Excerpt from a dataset
# # # # # # #
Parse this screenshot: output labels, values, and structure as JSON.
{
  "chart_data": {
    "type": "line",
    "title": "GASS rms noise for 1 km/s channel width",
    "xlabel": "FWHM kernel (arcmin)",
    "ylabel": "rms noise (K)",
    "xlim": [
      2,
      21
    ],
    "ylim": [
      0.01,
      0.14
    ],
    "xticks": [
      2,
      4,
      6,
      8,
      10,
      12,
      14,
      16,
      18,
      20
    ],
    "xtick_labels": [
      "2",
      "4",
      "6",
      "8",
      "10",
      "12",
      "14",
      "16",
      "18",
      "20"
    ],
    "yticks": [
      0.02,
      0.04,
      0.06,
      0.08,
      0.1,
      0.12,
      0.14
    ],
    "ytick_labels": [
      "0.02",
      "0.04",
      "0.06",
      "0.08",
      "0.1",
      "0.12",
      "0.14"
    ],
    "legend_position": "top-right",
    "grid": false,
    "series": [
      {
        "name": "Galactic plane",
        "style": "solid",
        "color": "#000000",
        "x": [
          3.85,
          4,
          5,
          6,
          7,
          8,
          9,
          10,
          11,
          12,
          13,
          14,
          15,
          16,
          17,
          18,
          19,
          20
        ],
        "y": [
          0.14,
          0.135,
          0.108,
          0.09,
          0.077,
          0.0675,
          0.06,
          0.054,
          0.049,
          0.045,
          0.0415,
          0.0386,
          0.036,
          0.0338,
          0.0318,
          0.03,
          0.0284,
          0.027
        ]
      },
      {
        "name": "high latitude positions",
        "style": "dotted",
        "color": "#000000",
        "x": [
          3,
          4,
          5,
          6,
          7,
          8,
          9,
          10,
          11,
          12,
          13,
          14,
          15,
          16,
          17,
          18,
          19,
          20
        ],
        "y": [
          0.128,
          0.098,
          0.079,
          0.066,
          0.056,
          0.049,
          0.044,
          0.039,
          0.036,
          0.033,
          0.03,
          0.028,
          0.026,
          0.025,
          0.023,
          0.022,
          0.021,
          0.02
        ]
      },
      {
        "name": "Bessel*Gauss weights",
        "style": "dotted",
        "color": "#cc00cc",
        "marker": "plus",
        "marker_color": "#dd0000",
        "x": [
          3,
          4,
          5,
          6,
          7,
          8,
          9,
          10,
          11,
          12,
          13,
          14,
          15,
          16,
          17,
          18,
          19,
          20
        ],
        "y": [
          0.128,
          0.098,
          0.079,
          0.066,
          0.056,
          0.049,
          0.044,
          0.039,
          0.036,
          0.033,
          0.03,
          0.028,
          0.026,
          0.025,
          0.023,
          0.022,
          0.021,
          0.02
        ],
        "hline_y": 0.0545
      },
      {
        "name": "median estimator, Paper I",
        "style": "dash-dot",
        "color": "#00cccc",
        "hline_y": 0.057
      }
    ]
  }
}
# # # # # # #
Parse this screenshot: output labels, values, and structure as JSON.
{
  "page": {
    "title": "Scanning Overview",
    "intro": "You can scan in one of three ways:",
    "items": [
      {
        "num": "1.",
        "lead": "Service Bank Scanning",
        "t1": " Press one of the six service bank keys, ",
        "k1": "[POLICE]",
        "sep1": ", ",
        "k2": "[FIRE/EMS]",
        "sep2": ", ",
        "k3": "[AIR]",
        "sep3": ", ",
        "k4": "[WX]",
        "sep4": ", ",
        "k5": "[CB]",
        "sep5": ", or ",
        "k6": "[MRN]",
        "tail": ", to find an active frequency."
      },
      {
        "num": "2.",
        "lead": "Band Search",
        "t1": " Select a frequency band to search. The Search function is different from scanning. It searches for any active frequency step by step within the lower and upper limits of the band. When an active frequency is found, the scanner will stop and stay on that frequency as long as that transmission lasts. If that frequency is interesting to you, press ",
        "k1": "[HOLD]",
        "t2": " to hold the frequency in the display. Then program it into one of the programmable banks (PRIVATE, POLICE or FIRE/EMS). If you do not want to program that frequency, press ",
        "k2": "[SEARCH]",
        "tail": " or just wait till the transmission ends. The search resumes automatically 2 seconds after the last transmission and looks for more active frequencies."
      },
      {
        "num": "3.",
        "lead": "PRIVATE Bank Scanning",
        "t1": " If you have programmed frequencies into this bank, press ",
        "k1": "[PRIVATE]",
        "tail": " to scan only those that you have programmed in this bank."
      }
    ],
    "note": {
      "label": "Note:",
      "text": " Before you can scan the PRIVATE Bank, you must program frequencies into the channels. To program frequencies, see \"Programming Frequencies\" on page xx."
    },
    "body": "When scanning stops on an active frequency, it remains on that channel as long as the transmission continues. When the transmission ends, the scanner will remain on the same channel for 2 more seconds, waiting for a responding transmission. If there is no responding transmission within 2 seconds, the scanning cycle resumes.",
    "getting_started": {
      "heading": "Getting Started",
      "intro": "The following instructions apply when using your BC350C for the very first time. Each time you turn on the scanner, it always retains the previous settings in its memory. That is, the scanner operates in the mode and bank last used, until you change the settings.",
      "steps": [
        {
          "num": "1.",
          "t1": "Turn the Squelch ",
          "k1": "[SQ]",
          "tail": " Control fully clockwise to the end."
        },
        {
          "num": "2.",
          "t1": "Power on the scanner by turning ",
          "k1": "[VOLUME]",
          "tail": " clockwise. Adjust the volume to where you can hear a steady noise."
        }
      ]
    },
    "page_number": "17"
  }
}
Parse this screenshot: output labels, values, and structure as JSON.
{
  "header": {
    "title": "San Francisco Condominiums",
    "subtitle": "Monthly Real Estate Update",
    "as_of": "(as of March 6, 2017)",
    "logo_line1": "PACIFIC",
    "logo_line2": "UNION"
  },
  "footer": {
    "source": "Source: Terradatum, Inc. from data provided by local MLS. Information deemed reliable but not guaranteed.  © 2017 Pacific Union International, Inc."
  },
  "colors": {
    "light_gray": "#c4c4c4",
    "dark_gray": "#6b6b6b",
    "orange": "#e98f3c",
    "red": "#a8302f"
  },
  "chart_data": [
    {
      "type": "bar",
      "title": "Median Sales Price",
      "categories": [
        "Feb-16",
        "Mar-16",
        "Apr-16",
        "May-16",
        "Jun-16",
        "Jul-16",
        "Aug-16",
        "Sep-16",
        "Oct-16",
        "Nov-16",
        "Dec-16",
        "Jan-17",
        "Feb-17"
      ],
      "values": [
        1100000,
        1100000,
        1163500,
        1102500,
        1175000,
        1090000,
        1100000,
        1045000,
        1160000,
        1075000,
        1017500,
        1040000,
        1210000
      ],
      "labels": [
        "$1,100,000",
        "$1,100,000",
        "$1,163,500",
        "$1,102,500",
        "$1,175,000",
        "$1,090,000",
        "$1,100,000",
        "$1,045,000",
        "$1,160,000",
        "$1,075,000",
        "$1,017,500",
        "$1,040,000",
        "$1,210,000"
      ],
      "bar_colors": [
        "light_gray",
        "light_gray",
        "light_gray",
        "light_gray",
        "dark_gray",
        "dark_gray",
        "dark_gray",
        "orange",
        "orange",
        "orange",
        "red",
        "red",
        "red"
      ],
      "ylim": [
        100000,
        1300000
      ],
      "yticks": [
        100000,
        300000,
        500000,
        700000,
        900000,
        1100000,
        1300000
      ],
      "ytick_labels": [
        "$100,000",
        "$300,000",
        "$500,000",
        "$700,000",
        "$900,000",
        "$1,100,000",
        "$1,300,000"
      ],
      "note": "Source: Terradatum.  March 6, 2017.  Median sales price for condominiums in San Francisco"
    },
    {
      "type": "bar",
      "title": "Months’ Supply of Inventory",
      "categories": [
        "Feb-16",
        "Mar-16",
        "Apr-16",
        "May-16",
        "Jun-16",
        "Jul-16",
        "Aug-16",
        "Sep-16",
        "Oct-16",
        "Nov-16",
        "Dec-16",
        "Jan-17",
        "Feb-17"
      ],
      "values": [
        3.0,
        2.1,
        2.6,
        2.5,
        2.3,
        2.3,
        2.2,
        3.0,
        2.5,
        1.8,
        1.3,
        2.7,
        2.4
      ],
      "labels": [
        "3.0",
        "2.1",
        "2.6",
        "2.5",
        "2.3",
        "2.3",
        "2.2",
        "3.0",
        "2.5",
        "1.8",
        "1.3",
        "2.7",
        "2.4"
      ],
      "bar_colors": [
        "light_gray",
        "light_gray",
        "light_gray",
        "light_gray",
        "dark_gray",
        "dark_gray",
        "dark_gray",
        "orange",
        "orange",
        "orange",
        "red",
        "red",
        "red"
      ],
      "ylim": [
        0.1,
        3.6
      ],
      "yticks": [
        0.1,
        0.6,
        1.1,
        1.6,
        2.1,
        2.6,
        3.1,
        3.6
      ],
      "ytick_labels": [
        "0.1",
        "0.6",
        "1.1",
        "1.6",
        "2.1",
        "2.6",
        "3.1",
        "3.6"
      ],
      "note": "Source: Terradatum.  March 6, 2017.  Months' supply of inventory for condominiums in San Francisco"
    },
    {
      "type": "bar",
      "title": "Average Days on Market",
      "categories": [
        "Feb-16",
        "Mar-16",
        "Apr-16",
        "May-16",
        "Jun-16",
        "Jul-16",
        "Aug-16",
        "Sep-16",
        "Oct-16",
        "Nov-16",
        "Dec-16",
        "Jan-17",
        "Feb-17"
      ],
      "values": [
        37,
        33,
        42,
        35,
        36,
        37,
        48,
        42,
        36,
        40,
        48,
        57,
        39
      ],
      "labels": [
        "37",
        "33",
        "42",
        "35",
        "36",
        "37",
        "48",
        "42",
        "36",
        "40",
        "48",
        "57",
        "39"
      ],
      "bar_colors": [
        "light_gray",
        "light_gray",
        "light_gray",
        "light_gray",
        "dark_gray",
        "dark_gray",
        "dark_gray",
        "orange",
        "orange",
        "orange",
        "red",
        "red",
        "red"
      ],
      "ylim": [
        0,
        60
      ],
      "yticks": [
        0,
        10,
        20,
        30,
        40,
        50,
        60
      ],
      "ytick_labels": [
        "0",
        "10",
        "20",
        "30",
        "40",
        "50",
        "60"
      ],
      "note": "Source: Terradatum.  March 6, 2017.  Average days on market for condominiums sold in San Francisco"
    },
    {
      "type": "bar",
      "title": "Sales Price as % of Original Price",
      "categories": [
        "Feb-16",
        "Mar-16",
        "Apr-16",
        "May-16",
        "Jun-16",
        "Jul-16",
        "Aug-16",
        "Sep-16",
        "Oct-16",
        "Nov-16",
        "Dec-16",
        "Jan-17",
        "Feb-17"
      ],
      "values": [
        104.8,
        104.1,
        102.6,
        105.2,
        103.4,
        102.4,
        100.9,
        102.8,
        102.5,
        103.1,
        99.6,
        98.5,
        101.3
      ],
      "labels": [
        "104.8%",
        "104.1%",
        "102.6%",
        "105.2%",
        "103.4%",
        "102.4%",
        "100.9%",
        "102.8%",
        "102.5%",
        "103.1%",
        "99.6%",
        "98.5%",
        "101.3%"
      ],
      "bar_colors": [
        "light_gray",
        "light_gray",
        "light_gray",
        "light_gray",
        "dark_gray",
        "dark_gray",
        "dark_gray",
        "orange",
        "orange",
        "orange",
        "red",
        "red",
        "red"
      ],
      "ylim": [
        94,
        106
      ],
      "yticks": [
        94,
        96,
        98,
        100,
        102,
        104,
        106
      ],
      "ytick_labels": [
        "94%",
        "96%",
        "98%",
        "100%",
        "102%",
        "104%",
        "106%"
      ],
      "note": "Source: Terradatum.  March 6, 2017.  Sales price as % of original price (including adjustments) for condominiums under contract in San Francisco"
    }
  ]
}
# # # # # # #
Directions for this task ▸ Copy the lines from the entries above in which the word "clockwise" appears.

Solution to the problem ▸
          "tail": " Control fully clockwise to the end."
          "tail": " clockwise. Adjust the volume to where you can hear a steady noise."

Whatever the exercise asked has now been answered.